[Start]

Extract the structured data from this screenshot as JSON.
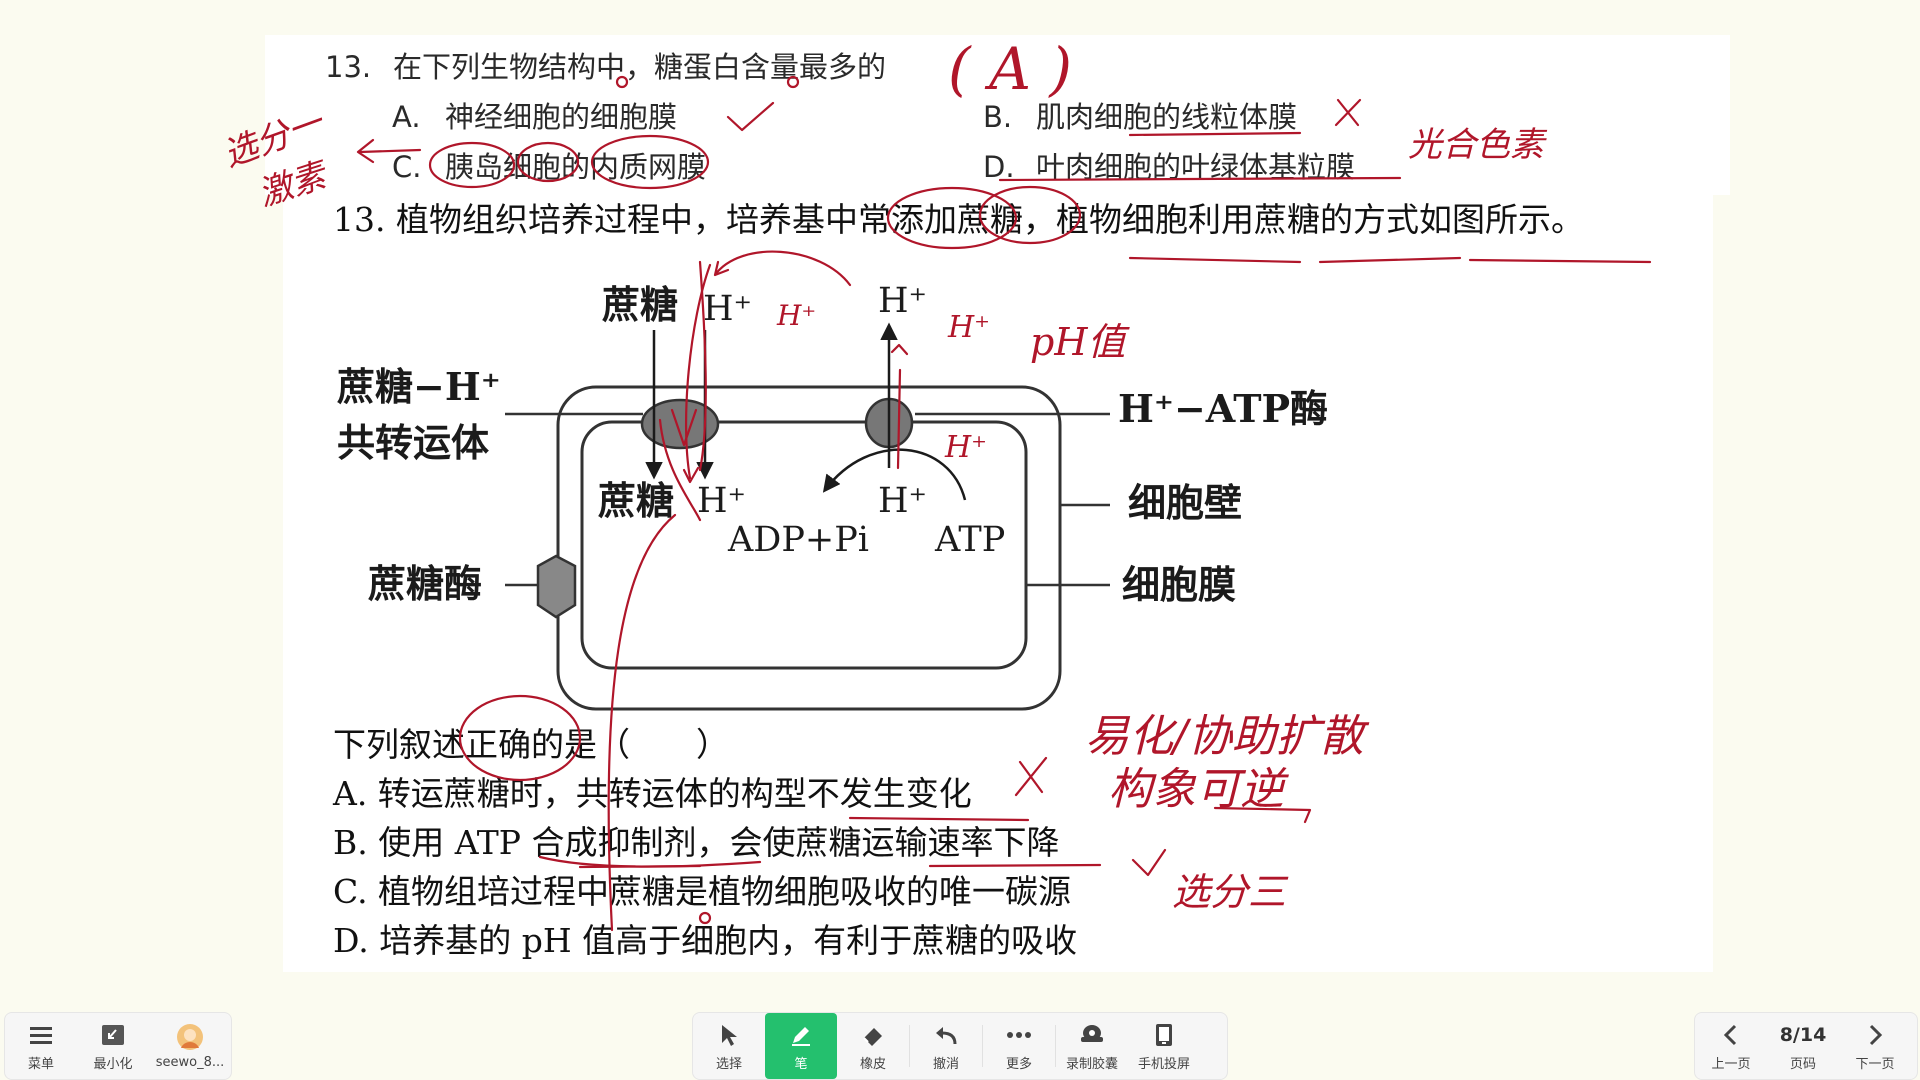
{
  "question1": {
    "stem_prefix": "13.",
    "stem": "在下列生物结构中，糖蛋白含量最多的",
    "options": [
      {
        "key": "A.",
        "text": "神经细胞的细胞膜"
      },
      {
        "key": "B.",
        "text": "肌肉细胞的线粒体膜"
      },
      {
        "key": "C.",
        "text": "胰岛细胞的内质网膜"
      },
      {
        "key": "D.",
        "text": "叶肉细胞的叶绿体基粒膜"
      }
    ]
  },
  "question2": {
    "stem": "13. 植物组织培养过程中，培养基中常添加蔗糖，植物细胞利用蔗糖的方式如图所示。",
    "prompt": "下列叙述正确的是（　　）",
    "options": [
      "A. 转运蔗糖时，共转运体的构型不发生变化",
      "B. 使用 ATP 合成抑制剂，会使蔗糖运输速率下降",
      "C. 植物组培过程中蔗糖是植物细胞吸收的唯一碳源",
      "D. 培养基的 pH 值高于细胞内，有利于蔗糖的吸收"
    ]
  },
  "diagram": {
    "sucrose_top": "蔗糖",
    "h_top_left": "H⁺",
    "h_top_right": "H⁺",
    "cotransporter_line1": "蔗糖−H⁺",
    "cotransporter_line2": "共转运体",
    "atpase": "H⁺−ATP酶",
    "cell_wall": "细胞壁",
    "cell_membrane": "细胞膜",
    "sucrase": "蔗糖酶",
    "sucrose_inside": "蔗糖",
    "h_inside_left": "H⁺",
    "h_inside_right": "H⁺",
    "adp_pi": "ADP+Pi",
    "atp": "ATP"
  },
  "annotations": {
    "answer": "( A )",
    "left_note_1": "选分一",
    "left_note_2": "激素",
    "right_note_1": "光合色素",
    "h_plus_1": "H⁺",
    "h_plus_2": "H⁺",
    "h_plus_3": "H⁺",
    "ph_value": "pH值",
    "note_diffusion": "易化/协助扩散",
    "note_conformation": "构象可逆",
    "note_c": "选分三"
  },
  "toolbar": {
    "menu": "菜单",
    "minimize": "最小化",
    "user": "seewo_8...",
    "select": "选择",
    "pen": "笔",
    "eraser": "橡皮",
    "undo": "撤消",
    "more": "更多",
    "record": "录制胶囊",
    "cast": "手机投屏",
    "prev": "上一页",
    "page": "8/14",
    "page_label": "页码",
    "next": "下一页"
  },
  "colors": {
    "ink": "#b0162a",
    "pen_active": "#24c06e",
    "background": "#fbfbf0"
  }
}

[End]

Each line of the data should be quoted exactly, with pictures left out.

Extract the structured data from this screenshot as JSON.
{
  "question1": {
    "stem_prefix": "13.",
    "stem": "在下列生物结构中，糖蛋白含量最多的",
    "options": [
      {
        "key": "A.",
        "text": "神经细胞的细胞膜"
      },
      {
        "key": "B.",
        "text": "肌肉细胞的线粒体膜"
      },
      {
        "key": "C.",
        "text": "胰岛细胞的内质网膜"
      },
      {
        "key": "D.",
        "text": "叶肉细胞的叶绿体基粒膜"
      }
    ]
  },
  "question2": {
    "stem": "13. 植物组织培养过程中，培养基中常添加蔗糖，植物细胞利用蔗糖的方式如图所示。",
    "prompt": "下列叙述正确的是（　　）",
    "options": [
      "A. 转运蔗糖时，共转运体的构型不发生变化",
      "B. 使用 ATP 合成抑制剂，会使蔗糖运输速率下降",
      "C. 植物组培过程中蔗糖是植物细胞吸收的唯一碳源",
      "D. 培养基的 pH 值高于细胞内，有利于蔗糖的吸收"
    ]
  },
  "diagram": {
    "sucrose_top": "蔗糖",
    "h_top_left": "H⁺",
    "h_top_right": "H⁺",
    "cotransporter_line1": "蔗糖−H⁺",
    "cotransporter_line2": "共转运体",
    "atpase": "H⁺−ATP酶",
    "cell_wall": "细胞壁",
    "cell_membrane": "细胞膜",
    "sucrase": "蔗糖酶",
    "sucrose_inside": "蔗糖",
    "h_inside_left": "H⁺",
    "h_inside_right": "H⁺",
    "adp_pi": "ADP+Pi",
    "atp": "ATP"
  },
  "annotations": {
    "answer": "( A )",
    "left_note_1": "选分一",
    "left_note_2": "激素",
    "right_note_1": "光合色素",
    "h_plus_1": "H⁺",
    "h_plus_2": "H⁺",
    "h_plus_3": "H⁺",
    "ph_value": "pH值",
    "note_diffusion": "易化/协助扩散",
    "note_conformation": "构象可逆",
    "note_c": "选分三"
  },
  "toolbar": {
    "menu": "菜单",
    "minimize": "最小化",
    "user": "seewo_8...",
    "select": "选择",
    "pen": "笔",
    "eraser": "橡皮",
    "undo": "撤消",
    "more": "更多",
    "record": "录制胶囊",
    "cast": "手机投屏",
    "prev": "上一页",
    "page": "8/14",
    "page_label": "页码",
    "next": "下一页"
  },
  "colors": {
    "ink": "#b0162a",
    "pen_active": "#24c06e",
    "background": "#fbfbf0"
  }
}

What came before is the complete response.